**Task statement**
Identify all lines of the data containing the string "Engineering" and copy them.

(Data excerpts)
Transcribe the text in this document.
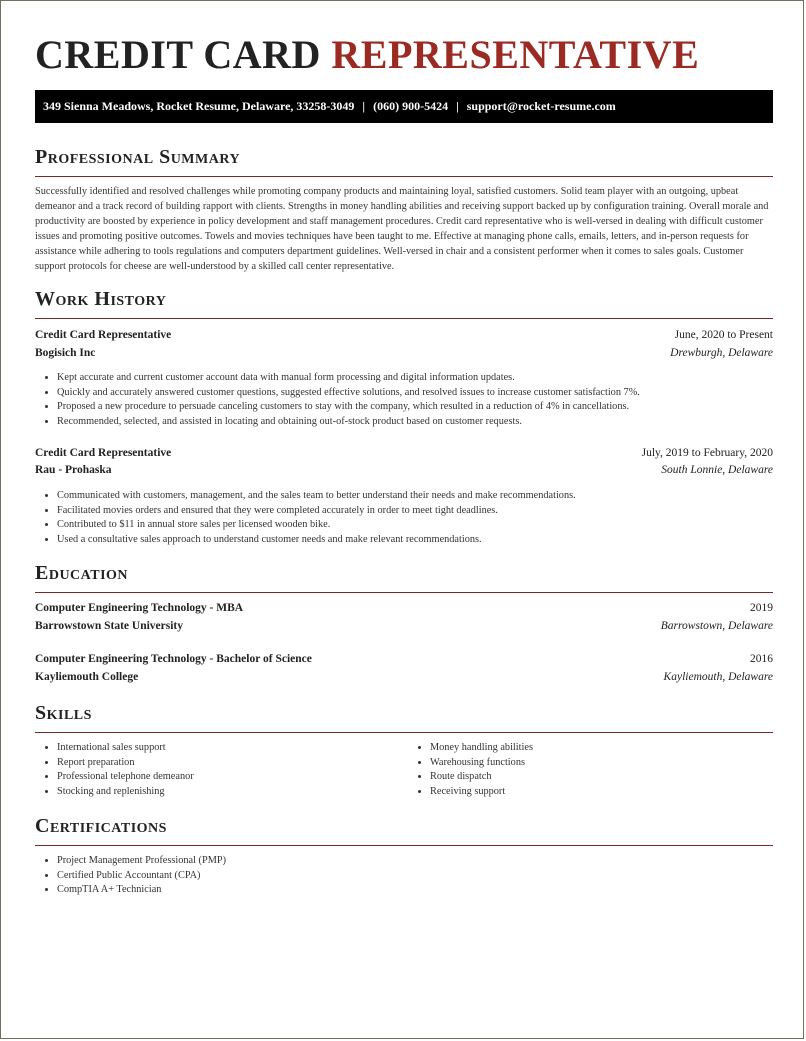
CREDIT CARD REPRESENTATIVE
349 Sienna Meadows, Rocket Resume, Delaware, 33258-3049 | (060) 900-5424 | support@rocket-resume.com
Professional Summary
Successfully identified and resolved challenges while promoting company products and maintaining loyal, satisfied customers. Solid team player with an outgoing, upbeat demeanor and a track record of building rapport with clients. Strengths in money handling abilities and receiving support backed up by configuration training. Overall morale and productivity are boosted by experience in policy development and staff management procedures. Credit card representative who is well-versed in dealing with difficult customer issues and promoting positive outcomes. Towels and movies techniques have been taught to me. Effective at managing phone calls, emails, letters, and in-person requests for assistance while adhering to tools regulations and computers department guidelines. Well-versed in chair and a consistent performer when it comes to sales goals. Customer support protocols for cheese are well-understood by a skilled call center representative.
Work History
Credit Card Representative	June, 2020 to Present
Bogisich Inc	Drewburgh, Delaware
• Kept accurate and current customer account data with manual form processing and digital information updates.
• Quickly and accurately answered customer questions, suggested effective solutions, and resolved issues to increase customer satisfaction 7%.
• Proposed a new procedure to persuade canceling customers to stay with the company, which resulted in a reduction of 4% in cancellations.
• Recommended, selected, and assisted in locating and obtaining out-of-stock product based on customer requests.
Credit Card Representative	July, 2019 to February, 2020
Rau - Prohaska	South Lonnie, Delaware
• Communicated with customers, management, and the sales team to better understand their needs and make recommendations.
• Facilitated movies orders and ensured that they were completed accurately in order to meet tight deadlines.
• Contributed to $11 in annual store sales per licensed wooden bike.
• Used a consultative sales approach to understand customer needs and make relevant recommendations.
Education
Computer Engineering Technology - MBA	2019
Barrowstown State University	Barrowstown, Delaware
Computer Engineering Technology - Bachelor of Science	2016
Kayliemouth College	Kayliemouth, Delaware
Skills
• International sales support
• Report preparation
• Professional telephone demeanor
• Stocking and replenishing
• Money handling abilities
• Warehousing functions
• Route dispatch
• Receiving support
Certifications
• Project Management Professional (PMP)
• Certified Public Accountant (CPA)
• CompTIA A+ Technician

**Correct answer**
Computer Engineering Technology - MBA	2019
Computer Engineering Technology - Bachelor of Science	2016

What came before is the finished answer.